THE REQUEST
From the listing below, copy every line with the word "your".

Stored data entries
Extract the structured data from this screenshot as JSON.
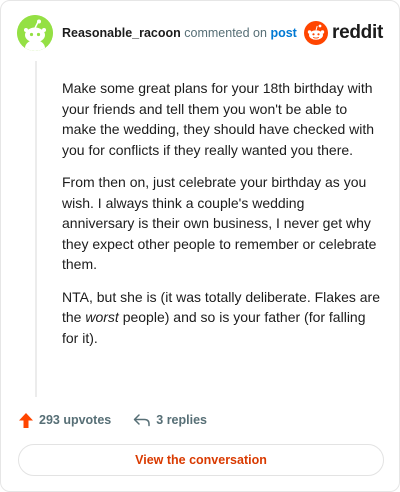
{
  "comment": {
    "username": "Reasonable_racoon",
    "action_text": "commented on",
    "post_link": "post",
    "paragraphs": [
      "Make some great plans for your 18th birthday with your friends and tell them you won't be able to make the wedding, they should have checked with you for conflicts if they really wanted you there.",
      "From then on, just celebrate your birthday as you wish. I always think a couple's wedding anniversary is their own business, I never get why they expect other people to remember or celebrate them."
    ],
    "p3_before": "NTA, but she is (it was totally deliberate. Flakes are the ",
    "p3_italic": "worst",
    "p3_after": " people) and so is your father (for falling for it)."
  },
  "brand": {
    "name": "reddit",
    "color": "#ff4500"
  },
  "actions": {
    "upvotes": "293 upvotes",
    "replies": "3 replies"
  },
  "cta": {
    "label": "View the conversation"
  },
  "icons": {
    "avatar": "snoo-avatar-icon",
    "logo": "reddit-logo-icon",
    "upvote": "upvote-arrow-icon",
    "reply": "reply-arrow-icon"
  }
}
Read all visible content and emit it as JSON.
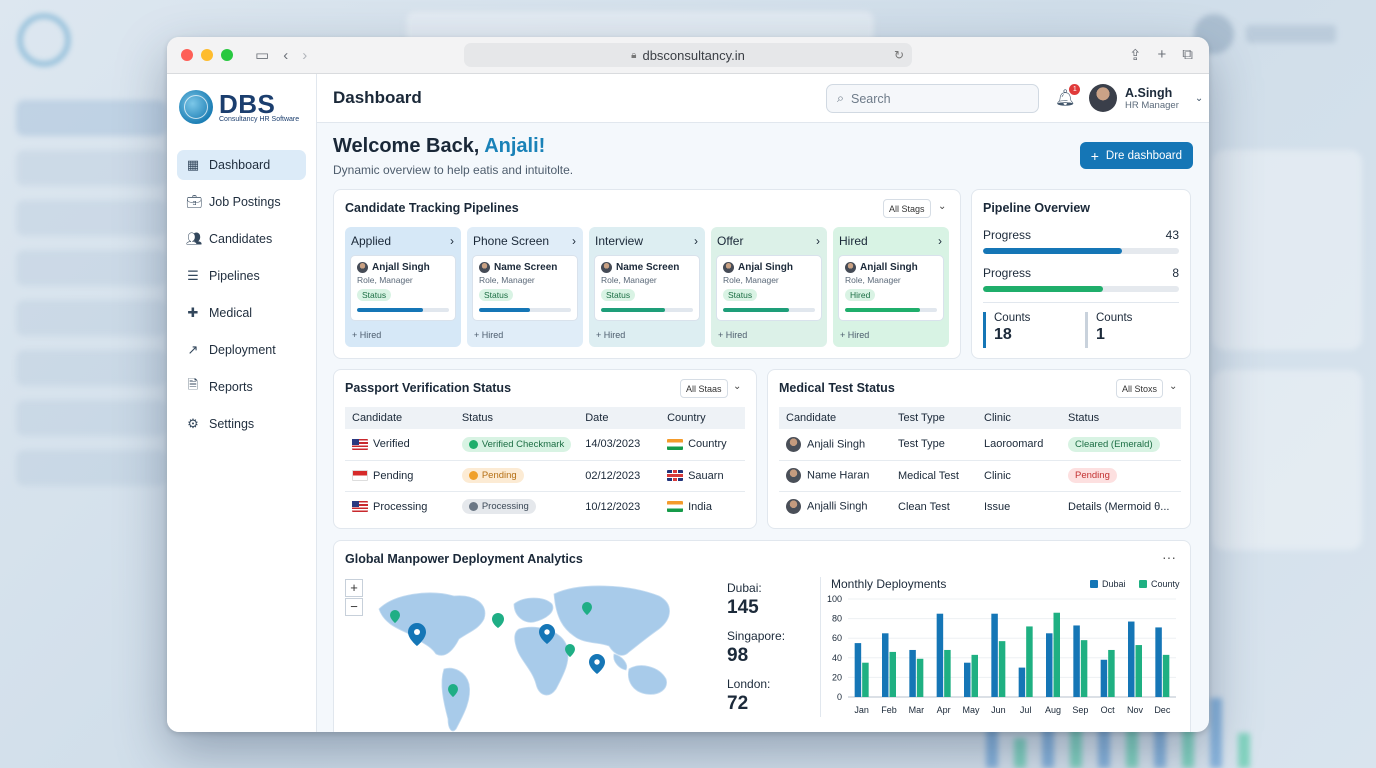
{
  "browser": {
    "url": "dbsconsultancy.in"
  },
  "brand": {
    "name": "DBS",
    "tagline": "Consultancy HR Software"
  },
  "sidebar": {
    "items": [
      {
        "label": "Dashboard",
        "icon": "grid-icon"
      },
      {
        "label": "Job Postings",
        "icon": "briefcase-icon"
      },
      {
        "label": "Candidates",
        "icon": "users-icon"
      },
      {
        "label": "Pipelines",
        "icon": "list-icon"
      },
      {
        "label": "Medical",
        "icon": "medical-cross-icon"
      },
      {
        "label": "Deployment",
        "icon": "arrow-up-right-icon"
      },
      {
        "label": "Reports",
        "icon": "document-icon"
      },
      {
        "label": "Settings",
        "icon": "gear-icon"
      }
    ]
  },
  "header": {
    "title": "Dashboard",
    "search_placeholder": "Search",
    "notifications": "1",
    "user_name": "A.Singh",
    "user_role": "HR Manager"
  },
  "welcome": {
    "prefix": "Welcome Back,",
    "name": "Anjali!",
    "subtitle": "Dynamic overview to help eatis and intuitolte.",
    "cta": "Dre dashboard"
  },
  "pipelines": {
    "title": "Candidate Tracking Pipelines",
    "filter": "All Stags",
    "stages": [
      {
        "name": "Applied",
        "bg": "#d6e8f7",
        "candidate": "Anjall Singh",
        "role": "Role, Manager",
        "status": "Status",
        "progress": 0.72,
        "bar": "#1576b6",
        "footer": "+ Hired"
      },
      {
        "name": "Phone Screen",
        "bg": "#e0edf8",
        "candidate": "Name Screen",
        "role": "Role, Manager",
        "status": "Status",
        "progress": 0.55,
        "bar": "#1576b6",
        "footer": "+ Hired"
      },
      {
        "name": "Interview",
        "bg": "#ddeef2",
        "candidate": "Name Screen",
        "role": "Role, Manager",
        "status": "Status",
        "progress": 0.7,
        "bar": "#1e9e79",
        "footer": "+ Hired"
      },
      {
        "name": "Offer",
        "bg": "#dcf1e8",
        "candidate": "Anjal Singh",
        "role": "Role, Manager",
        "status": "Status",
        "progress": 0.72,
        "bar": "#1e9e79",
        "footer": "+ Hired"
      },
      {
        "name": "Hired",
        "bg": "#d8f3e4",
        "candidate": "Anjall Singh",
        "role": "Role, Manager",
        "status": "Hired",
        "progress": 0.82,
        "bar": "#1fae6b",
        "footer": "+ Hired"
      }
    ]
  },
  "overview": {
    "title": "Pipeline Overview",
    "rows": [
      {
        "label": "Progress",
        "value": "43",
        "fill": 0.71,
        "color": "#1576b6"
      },
      {
        "label": "Progress",
        "value": "8",
        "fill": 0.61,
        "color": "#1fae6b"
      }
    ],
    "counts": [
      {
        "label": "Counts",
        "value": "18"
      },
      {
        "label": "Counts",
        "value": "1"
      }
    ]
  },
  "passport": {
    "title": "Passport Verification Status",
    "filter": "All Staas",
    "columns": [
      "Candidate",
      "Status",
      "Date",
      "Country"
    ],
    "rows": [
      {
        "candidate": "Verified",
        "flag": "us",
        "status": "Verified Checkmark",
        "pill": "green",
        "dot": "#1fae6b",
        "date": "14/03/2023",
        "country": "Country",
        "cflag": "in"
      },
      {
        "candidate": "Pending",
        "flag": "id",
        "status": "Pending",
        "pill": "orange",
        "dot": "#f0a02a",
        "date": "02/12/2023",
        "country": "Sauarn",
        "cflag": "uk"
      },
      {
        "candidate": "Processing",
        "flag": "us",
        "status": "Processing",
        "pill": "gray",
        "dot": "#6b7785",
        "date": "10/12/2023",
        "country": "India",
        "cflag": "in"
      }
    ]
  },
  "medical": {
    "title": "Medical Test Status",
    "filter": "All Stoxs",
    "columns": [
      "Candidate",
      "Test Type",
      "Clinic",
      "Status"
    ],
    "rows": [
      {
        "candidate": "Anjali Singh",
        "test": "Test Type",
        "clinic": "Laoroomard",
        "status": "Cleared (Emerald)",
        "pill": "green"
      },
      {
        "candidate": "Name Haran",
        "test": "Medical Test",
        "clinic": "Clinic",
        "status": "Pending",
        "pill": "red"
      },
      {
        "candidate": "Anjalli Singh",
        "test": "Clean Test",
        "clinic": "Issue",
        "status": "Details (Mermoid θ...",
        "pill": "none"
      }
    ]
  },
  "analytics": {
    "title": "Global Manpower Deployment Analytics",
    "zoom_in": "+",
    "zoom_out": "−",
    "cities": [
      {
        "label": "Dubai:",
        "value": "145"
      },
      {
        "label": "Singapore:",
        "value": "98"
      },
      {
        "label": "London:",
        "value": "72"
      }
    ]
  },
  "chart_data": {
    "type": "bar",
    "title": "Monthly Deployments",
    "categories": [
      "Jan",
      "Feb",
      "Mar",
      "Apr",
      "May",
      "Jun",
      "Jul",
      "Aug",
      "Sep",
      "Oct",
      "Nov",
      "Dec"
    ],
    "series": [
      {
        "name": "Dubai",
        "color": "#1576b6",
        "values": [
          55,
          65,
          48,
          85,
          35,
          85,
          30,
          65,
          73,
          38,
          77,
          71
        ]
      },
      {
        "name": "County",
        "color": "#1fb082",
        "values": [
          35,
          46,
          39,
          48,
          43,
          57,
          72,
          86,
          58,
          48,
          53,
          43
        ]
      }
    ],
    "ylim": [
      0,
      100
    ],
    "yticks": [
      0,
      20,
      40,
      60,
      80,
      100
    ],
    "legend": "top-right",
    "grid": true
  }
}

OUTPUT BELOW
      "Make some great plans for your 18th birthday with your friends and tell them you won't be able to make the wedding, they should have checked with you for conflicts if they really wanted you there.",
      "From then on, just celebrate your birthday as you wish. I always think a couple's wedding anniversary is their own business, I never get why they expect other people to remember or celebrate them."
    "p3_after": " people) and so is your father (for falling for it)."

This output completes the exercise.